[START SUPPLIED MATERIAL]
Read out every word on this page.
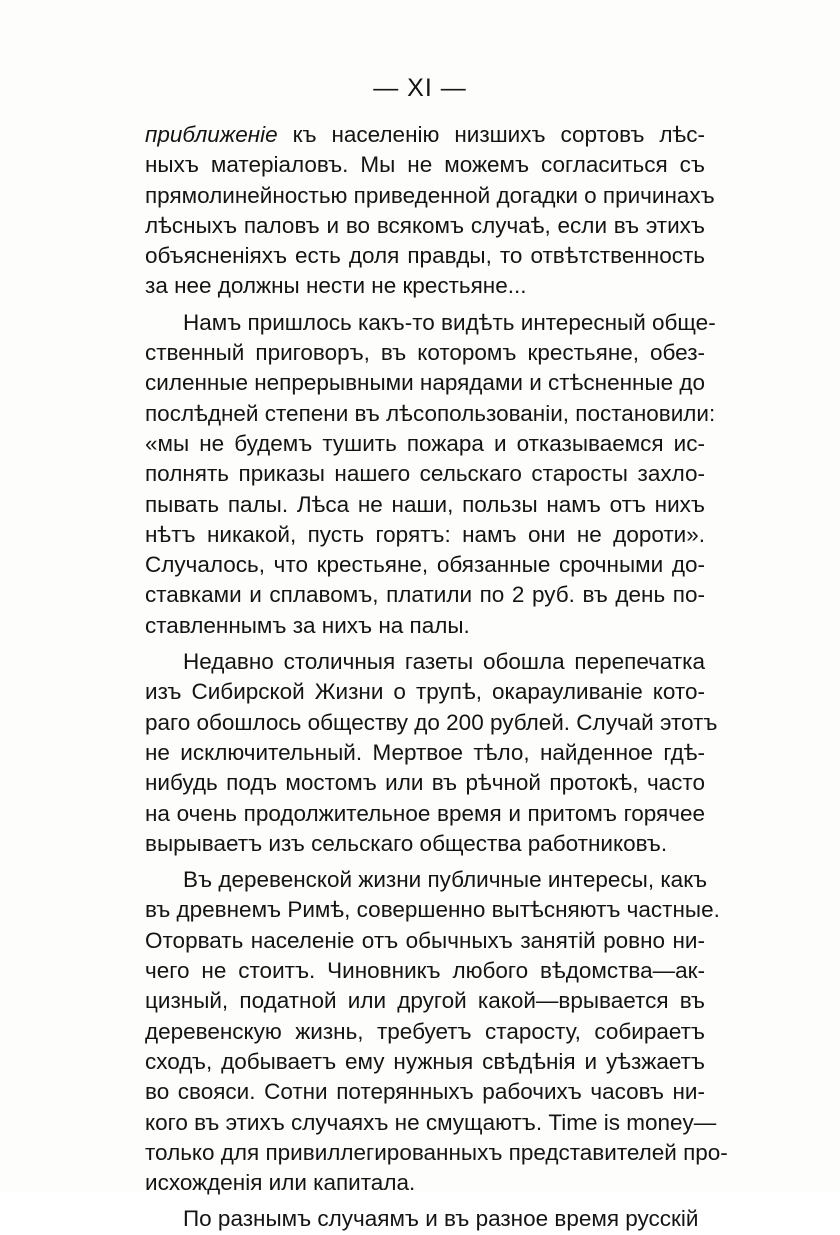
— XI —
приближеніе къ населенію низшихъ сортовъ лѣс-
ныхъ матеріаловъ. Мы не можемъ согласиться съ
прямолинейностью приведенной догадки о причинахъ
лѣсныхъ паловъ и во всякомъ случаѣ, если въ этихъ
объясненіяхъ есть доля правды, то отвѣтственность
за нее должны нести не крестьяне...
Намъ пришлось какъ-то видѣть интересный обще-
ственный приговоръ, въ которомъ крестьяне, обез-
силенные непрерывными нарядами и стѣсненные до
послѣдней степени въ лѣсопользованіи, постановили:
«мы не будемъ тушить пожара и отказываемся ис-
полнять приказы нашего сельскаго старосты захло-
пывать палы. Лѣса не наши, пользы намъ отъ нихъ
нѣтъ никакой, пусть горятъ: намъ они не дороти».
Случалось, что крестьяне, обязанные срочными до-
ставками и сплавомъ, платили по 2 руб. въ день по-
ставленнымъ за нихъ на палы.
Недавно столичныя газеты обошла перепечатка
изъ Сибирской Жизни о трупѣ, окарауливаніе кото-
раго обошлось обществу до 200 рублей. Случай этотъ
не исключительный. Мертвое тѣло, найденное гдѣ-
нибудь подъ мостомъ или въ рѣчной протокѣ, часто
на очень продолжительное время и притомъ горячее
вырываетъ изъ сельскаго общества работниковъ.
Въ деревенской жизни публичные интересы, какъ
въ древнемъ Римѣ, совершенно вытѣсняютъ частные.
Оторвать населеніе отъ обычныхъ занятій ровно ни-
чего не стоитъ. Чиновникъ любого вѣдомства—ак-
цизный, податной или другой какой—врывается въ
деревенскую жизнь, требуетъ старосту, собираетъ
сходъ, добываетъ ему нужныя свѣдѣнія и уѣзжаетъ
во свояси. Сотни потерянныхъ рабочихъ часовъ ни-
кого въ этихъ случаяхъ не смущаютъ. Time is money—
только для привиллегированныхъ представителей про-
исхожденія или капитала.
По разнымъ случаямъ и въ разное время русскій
[END SUPPLIED MATERIAL]
[START SUPPLIED MATERIAL]
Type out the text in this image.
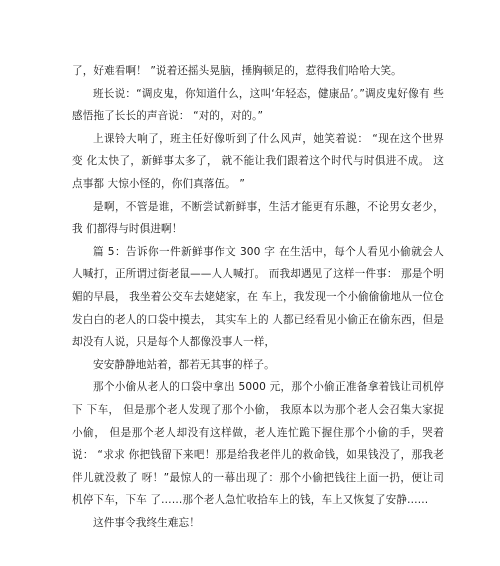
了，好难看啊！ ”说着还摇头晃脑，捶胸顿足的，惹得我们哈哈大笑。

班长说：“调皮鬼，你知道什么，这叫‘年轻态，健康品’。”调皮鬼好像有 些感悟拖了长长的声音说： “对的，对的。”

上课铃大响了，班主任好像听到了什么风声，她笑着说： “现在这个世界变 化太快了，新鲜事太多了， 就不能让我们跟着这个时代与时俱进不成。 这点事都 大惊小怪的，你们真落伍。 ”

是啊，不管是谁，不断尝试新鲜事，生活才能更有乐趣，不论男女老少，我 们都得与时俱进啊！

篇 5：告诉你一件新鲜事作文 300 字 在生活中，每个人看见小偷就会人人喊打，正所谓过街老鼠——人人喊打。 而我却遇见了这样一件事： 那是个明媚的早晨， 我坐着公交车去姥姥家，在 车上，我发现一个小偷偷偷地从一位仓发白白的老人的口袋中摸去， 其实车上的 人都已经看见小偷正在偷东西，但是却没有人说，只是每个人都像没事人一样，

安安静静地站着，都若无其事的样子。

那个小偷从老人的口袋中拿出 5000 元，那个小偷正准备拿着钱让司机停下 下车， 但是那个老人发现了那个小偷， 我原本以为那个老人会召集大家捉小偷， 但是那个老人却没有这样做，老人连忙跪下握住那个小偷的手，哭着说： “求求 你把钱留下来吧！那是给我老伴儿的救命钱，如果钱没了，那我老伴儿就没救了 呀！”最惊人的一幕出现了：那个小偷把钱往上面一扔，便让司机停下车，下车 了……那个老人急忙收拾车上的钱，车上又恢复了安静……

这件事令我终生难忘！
[END SUPPLIED MATERIAL]
[START SUPPLIED MATERIAL]
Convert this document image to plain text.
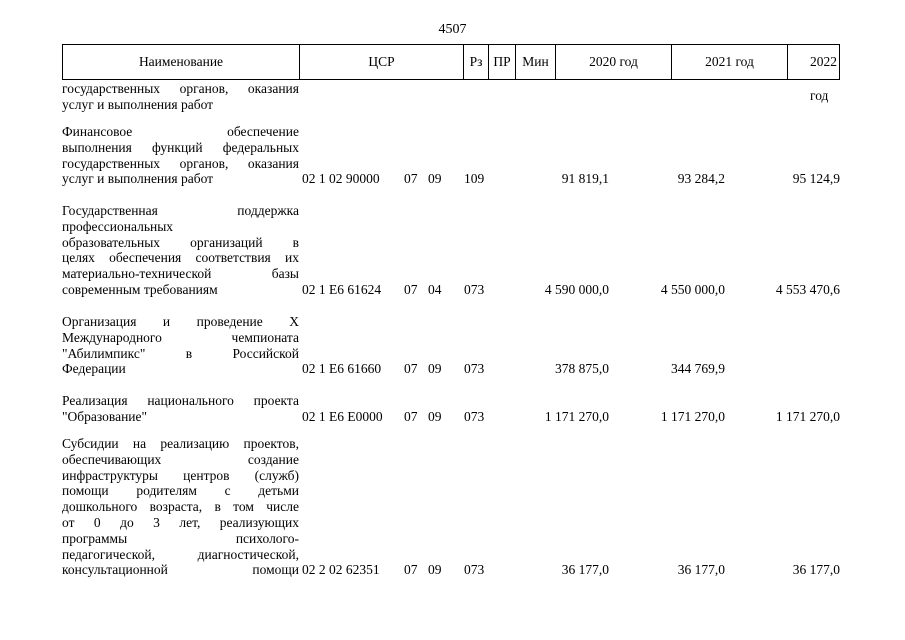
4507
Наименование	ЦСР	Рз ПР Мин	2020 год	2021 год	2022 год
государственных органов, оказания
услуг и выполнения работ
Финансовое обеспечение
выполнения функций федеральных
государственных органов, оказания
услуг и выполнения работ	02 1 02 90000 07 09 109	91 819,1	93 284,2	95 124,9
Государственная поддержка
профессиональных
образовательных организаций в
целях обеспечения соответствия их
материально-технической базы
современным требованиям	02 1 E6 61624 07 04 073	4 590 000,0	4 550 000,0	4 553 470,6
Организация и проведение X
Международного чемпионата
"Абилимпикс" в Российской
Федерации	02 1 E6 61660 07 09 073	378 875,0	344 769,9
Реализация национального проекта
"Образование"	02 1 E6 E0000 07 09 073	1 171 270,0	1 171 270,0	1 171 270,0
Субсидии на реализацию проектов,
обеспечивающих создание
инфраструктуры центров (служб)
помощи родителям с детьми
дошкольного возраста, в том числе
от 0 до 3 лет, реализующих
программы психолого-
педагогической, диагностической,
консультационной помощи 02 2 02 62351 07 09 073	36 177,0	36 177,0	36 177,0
[END SUPPLIED MATERIAL]
▸ JOB
Using the records above, select and copy every line that has the word "сельскаго".

▸ SOLUTION
полнять приказы нашего сельскаго старосты захло-
вырываетъ изъ сельскаго общества работниковъ.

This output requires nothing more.